## Task objective:
Wherever a line below holds the word "text", copy that line.

(Stored data)

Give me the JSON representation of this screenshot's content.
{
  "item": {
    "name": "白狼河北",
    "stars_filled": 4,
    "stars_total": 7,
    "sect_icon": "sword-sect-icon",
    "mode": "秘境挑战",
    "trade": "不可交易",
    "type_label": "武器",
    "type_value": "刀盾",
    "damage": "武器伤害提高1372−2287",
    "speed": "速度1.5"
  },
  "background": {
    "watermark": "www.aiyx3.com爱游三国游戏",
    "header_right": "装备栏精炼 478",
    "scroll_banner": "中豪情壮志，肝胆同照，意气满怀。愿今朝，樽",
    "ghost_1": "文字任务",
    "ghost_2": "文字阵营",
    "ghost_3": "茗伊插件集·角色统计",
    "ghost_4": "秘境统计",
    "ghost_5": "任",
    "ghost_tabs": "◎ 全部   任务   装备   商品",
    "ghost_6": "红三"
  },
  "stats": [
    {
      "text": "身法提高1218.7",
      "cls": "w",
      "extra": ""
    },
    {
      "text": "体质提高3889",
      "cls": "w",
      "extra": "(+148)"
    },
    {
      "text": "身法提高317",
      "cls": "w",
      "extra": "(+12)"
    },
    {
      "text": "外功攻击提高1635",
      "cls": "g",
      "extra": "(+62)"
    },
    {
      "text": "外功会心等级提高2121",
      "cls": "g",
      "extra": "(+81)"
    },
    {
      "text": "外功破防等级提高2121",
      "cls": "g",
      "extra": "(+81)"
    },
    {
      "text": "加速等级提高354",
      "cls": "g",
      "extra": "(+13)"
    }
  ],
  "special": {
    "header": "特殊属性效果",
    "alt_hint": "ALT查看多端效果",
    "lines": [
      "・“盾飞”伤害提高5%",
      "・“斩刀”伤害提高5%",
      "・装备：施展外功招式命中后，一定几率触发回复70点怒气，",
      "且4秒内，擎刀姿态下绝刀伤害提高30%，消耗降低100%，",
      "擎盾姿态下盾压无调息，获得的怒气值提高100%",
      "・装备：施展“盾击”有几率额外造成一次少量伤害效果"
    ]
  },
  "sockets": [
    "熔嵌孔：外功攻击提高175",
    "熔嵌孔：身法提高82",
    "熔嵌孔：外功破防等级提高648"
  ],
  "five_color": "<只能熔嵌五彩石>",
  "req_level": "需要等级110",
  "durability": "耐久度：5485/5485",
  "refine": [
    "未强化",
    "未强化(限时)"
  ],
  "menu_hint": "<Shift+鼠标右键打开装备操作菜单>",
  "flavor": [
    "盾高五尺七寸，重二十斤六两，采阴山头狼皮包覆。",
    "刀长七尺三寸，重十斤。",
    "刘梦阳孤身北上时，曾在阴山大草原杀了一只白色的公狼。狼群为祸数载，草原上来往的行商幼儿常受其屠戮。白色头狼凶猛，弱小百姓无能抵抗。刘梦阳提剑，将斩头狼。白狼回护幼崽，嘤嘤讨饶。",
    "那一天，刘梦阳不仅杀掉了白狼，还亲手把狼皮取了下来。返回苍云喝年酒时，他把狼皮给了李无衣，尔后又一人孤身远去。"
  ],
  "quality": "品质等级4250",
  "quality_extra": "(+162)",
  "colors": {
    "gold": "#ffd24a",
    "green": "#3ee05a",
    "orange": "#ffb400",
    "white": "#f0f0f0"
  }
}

## Answer in full:
      "text": "身法提高1218.7",
      "text": "体质提高3889",
      "text": "身法提高317",
      "text": "外功攻击提高1635",
      "text": "外功会心等级提高2121",
      "text": "外功破防等级提高2121",
      "text": "加速等级提高354",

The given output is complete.